**REQUIRED WORK:** Transcribe the records below in full; pictures stay out of the copy.
++++++++++++++++++++
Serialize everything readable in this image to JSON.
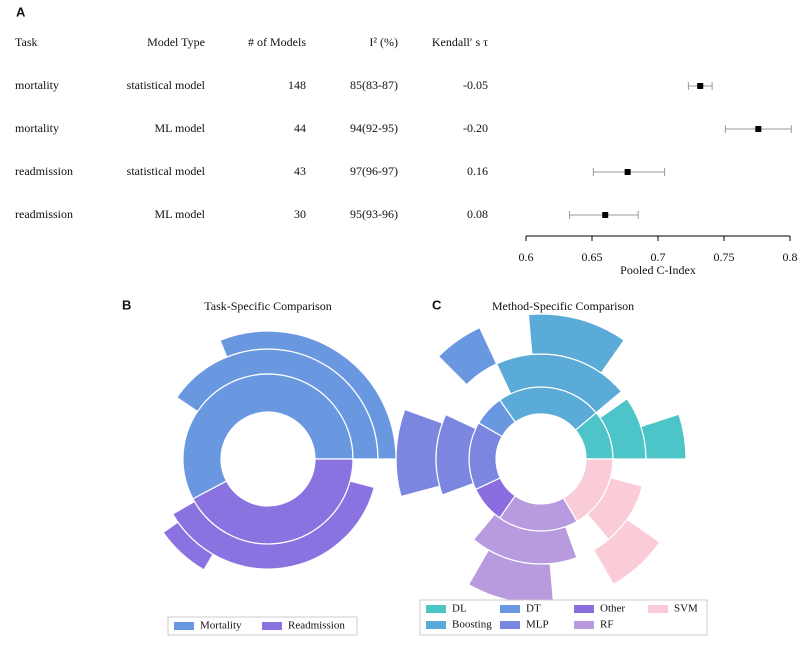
{
  "chart_data": [
    {
      "type": "forest",
      "label": "A",
      "columns": [
        "Task",
        "Model Type",
        "# of Models",
        "I² (%)",
        "Kendall′ s τ"
      ],
      "rows": [
        [
          "mortality",
          "statistical model",
          148,
          "85(83-87)",
          "-0.05"
        ],
        [
          "mortality",
          "ML model",
          44,
          "94(92-95)",
          "-0.20"
        ],
        [
          "readmission",
          "statistical model",
          43,
          "97(96-97)",
          "0.16"
        ],
        [
          "readmission",
          "ML model",
          30,
          "95(93-96)",
          "0.08"
        ]
      ],
      "estimate": [
        0.732,
        0.776,
        0.677,
        0.66
      ],
      "ci_low": [
        0.723,
        0.751,
        0.651,
        0.633
      ],
      "ci_high": [
        0.741,
        0.801,
        0.705,
        0.685
      ],
      "xlim": [
        0.6,
        0.8
      ],
      "xticks": [
        0.6,
        0.65,
        0.7,
        0.75,
        0.8
      ],
      "xlabel": "Pooled C-Index"
    },
    {
      "type": "sunburst",
      "label": "B",
      "title": "Task-Specific Comparison",
      "groups": [
        {
          "name": "Mortality",
          "color": "#6a98e0"
        },
        {
          "name": "Readmission",
          "color": "#8a72e0"
        }
      ],
      "segments": [
        {
          "group": 0,
          "ring": 1,
          "start": 0,
          "end": 208
        },
        {
          "group": 0,
          "ring": 2,
          "start": 0,
          "end": 146
        },
        {
          "group": 0,
          "ring": 3,
          "start": 0,
          "end": 112
        },
        {
          "group": 1,
          "ring": 1,
          "start": 208,
          "end": 360
        },
        {
          "group": 1,
          "ring": 2,
          "start": 210,
          "end": 345
        },
        {
          "group": 1,
          "ring": 3,
          "start": 215,
          "end": 240
        }
      ]
    },
    {
      "type": "sunburst",
      "label": "C",
      "title": "Method-Specific Comparison",
      "groups": [
        {
          "name": "DL",
          "color": "#4cc4c8"
        },
        {
          "name": "Boosting",
          "color": "#5aabd8"
        },
        {
          "name": "DT",
          "color": "#6a98e0"
        },
        {
          "name": "MLP",
          "color": "#7b86e0"
        },
        {
          "name": "Other",
          "color": "#8a6ee0"
        },
        {
          "name": "RF",
          "color": "#b89ade"
        },
        {
          "name": "SVM",
          "color": "#f9ccd8"
        }
      ],
      "segments": [
        {
          "group": 0,
          "ring": 1,
          "start": 0,
          "end": 40
        },
        {
          "group": 0,
          "ring": 2,
          "start": 0,
          "end": 35
        },
        {
          "group": 0,
          "ring": 3,
          "start": 0,
          "end": 18
        },
        {
          "group": 1,
          "ring": 1,
          "start": 40,
          "end": 125
        },
        {
          "group": 1,
          "ring": 2,
          "start": 40,
          "end": 115
        },
        {
          "group": 1,
          "ring": 3,
          "start": 55,
          "end": 95
        },
        {
          "group": 2,
          "ring": 1,
          "start": 125,
          "end": 150
        },
        {
          "group": 2,
          "ring": 3,
          "start": 115,
          "end": 135
        },
        {
          "group": 3,
          "ring": 1,
          "start": 150,
          "end": 205
        },
        {
          "group": 3,
          "ring": 2,
          "start": 155,
          "end": 200
        },
        {
          "group": 3,
          "ring": 3,
          "start": 160,
          "end": 195
        },
        {
          "group": 4,
          "ring": 1,
          "start": 205,
          "end": 235
        },
        {
          "group": 5,
          "ring": 1,
          "start": 235,
          "end": 300
        },
        {
          "group": 5,
          "ring": 2,
          "start": 230,
          "end": 290
        },
        {
          "group": 5,
          "ring": 3,
          "start": 240,
          "end": 275
        },
        {
          "group": 6,
          "ring": 1,
          "start": 300,
          "end": 360
        },
        {
          "group": 6,
          "ring": 2,
          "start": 310,
          "end": 345
        },
        {
          "group": 6,
          "ring": 3,
          "start": 300,
          "end": 325
        }
      ]
    }
  ]
}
++++++++++++++++++++
**WRITTEN SOLUTION:**
Serialize everything readable in this image to JSON.
{
  "chart_data": [
    {
      "type": "forest",
      "label": "A",
      "columns": [
        "Task",
        "Model Type",
        "# of Models",
        "I² (%)",
        "Kendall′ s τ"
      ],
      "rows": [
        [
          "mortality",
          "statistical model",
          148,
          "85(83-87)",
          "-0.05"
        ],
        [
          "mortality",
          "ML model",
          44,
          "94(92-95)",
          "-0.20"
        ],
        [
          "readmission",
          "statistical model",
          43,
          "97(96-97)",
          "0.16"
        ],
        [
          "readmission",
          "ML model",
          30,
          "95(93-96)",
          "0.08"
        ]
      ],
      "estimate": [
        0.732,
        0.776,
        0.677,
        0.66
      ],
      "ci_low": [
        0.723,
        0.751,
        0.651,
        0.633
      ],
      "ci_high": [
        0.741,
        0.801,
        0.705,
        0.685
      ],
      "xlim": [
        0.6,
        0.8
      ],
      "xticks": [
        0.6,
        0.65,
        0.7,
        0.75,
        0.8
      ],
      "xlabel": "Pooled C-Index"
    },
    {
      "type": "sunburst",
      "label": "B",
      "title": "Task-Specific Comparison",
      "groups": [
        {
          "name": "Mortality",
          "color": "#6a98e0"
        },
        {
          "name": "Readmission",
          "color": "#8a72e0"
        }
      ],
      "segments": [
        {
          "group": 0,
          "ring": 1,
          "start": 0,
          "end": 208
        },
        {
          "group": 0,
          "ring": 2,
          "start": 0,
          "end": 146
        },
        {
          "group": 0,
          "ring": 3,
          "start": 0,
          "end": 112
        },
        {
          "group": 1,
          "ring": 1,
          "start": 208,
          "end": 360
        },
        {
          "group": 1,
          "ring": 2,
          "start": 210,
          "end": 345
        },
        {
          "group": 1,
          "ring": 3,
          "start": 215,
          "end": 240
        }
      ]
    },
    {
      "type": "sunburst",
      "label": "C",
      "title": "Method-Specific Comparison",
      "groups": [
        {
          "name": "DL",
          "color": "#4cc4c8"
        },
        {
          "name": "Boosting",
          "color": "#5aabd8"
        },
        {
          "name": "DT",
          "color": "#6a98e0"
        },
        {
          "name": "MLP",
          "color": "#7b86e0"
        },
        {
          "name": "Other",
          "color": "#8a6ee0"
        },
        {
          "name": "RF",
          "color": "#b89ade"
        },
        {
          "name": "SVM",
          "color": "#f9ccd8"
        }
      ],
      "segments": [
        {
          "group": 0,
          "ring": 1,
          "start": 0,
          "end": 40
        },
        {
          "group": 0,
          "ring": 2,
          "start": 0,
          "end": 35
        },
        {
          "group": 0,
          "ring": 3,
          "start": 0,
          "end": 18
        },
        {
          "group": 1,
          "ring": 1,
          "start": 40,
          "end": 125
        },
        {
          "group": 1,
          "ring": 2,
          "start": 40,
          "end": 115
        },
        {
          "group": 1,
          "ring": 3,
          "start": 55,
          "end": 95
        },
        {
          "group": 2,
          "ring": 1,
          "start": 125,
          "end": 150
        },
        {
          "group": 2,
          "ring": 3,
          "start": 115,
          "end": 135
        },
        {
          "group": 3,
          "ring": 1,
          "start": 150,
          "end": 205
        },
        {
          "group": 3,
          "ring": 2,
          "start": 155,
          "end": 200
        },
        {
          "group": 3,
          "ring": 3,
          "start": 160,
          "end": 195
        },
        {
          "group": 4,
          "ring": 1,
          "start": 205,
          "end": 235
        },
        {
          "group": 5,
          "ring": 1,
          "start": 235,
          "end": 300
        },
        {
          "group": 5,
          "ring": 2,
          "start": 230,
          "end": 290
        },
        {
          "group": 5,
          "ring": 3,
          "start": 240,
          "end": 275
        },
        {
          "group": 6,
          "ring": 1,
          "start": 300,
          "end": 360
        },
        {
          "group": 6,
          "ring": 2,
          "start": 310,
          "end": 345
        },
        {
          "group": 6,
          "ring": 3,
          "start": 300,
          "end": 325
        }
      ]
    }
  ]
}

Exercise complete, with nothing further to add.